STATED PROBLEM: Skip any picture you find and retype all the remaining lines exactly.

-- BEGIN ENTRIES PROVIDED --

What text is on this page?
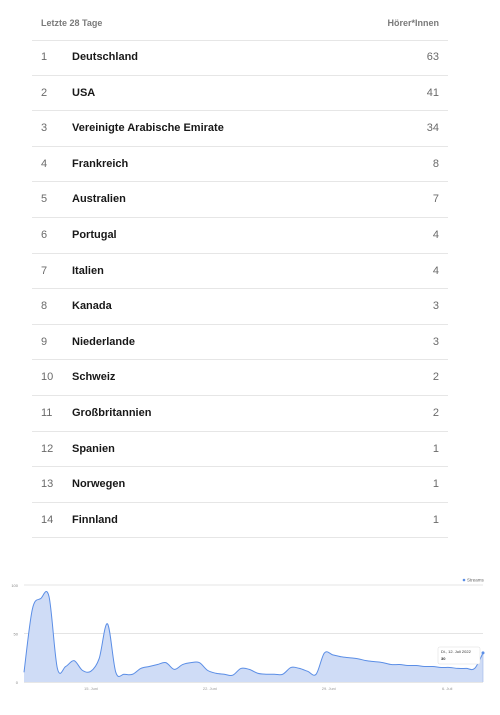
Letzte 28 Tage	Hörer*Innen
1 Deutschland	63
2 USA	41
3 Vereinigte Arabische Emirate	34
4 Frankreich	8
5 Australien	7
6 Portugal	4
7 Italien	4
8 Kanada	3
9 Niederlande	3
10 Schweiz	2
11 Großbritannien	2
12 Spanien	1
13 Norwegen	1
14 Finnland	1
0
50
100
15. Juni	22. Juni	29. Juni	6. Juli
Streams
Di., 12. Juli 2022
30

-- END ENTRIES PROVIDED --

ANSWER BELOW:
What text is on this page?
Letzte 28 Tage	Hörer*Innen
1 Deutschland	63
2 USA	41
3 Vereinigte Arabische Emirate	34
4 Frankreich	8
5 Australien	7
6 Portugal	4
7 Italien	4
8 Kanada	3
9 Niederlande	3
10 Schweiz	2
11 Großbritannien	2
12 Spanien	1
13 Norwegen	1
14 Finnland	1
0
50
100
15. Juni	22. Juni	29. Juni	6. Juli
Streams
Di., 12. Juli 2022
30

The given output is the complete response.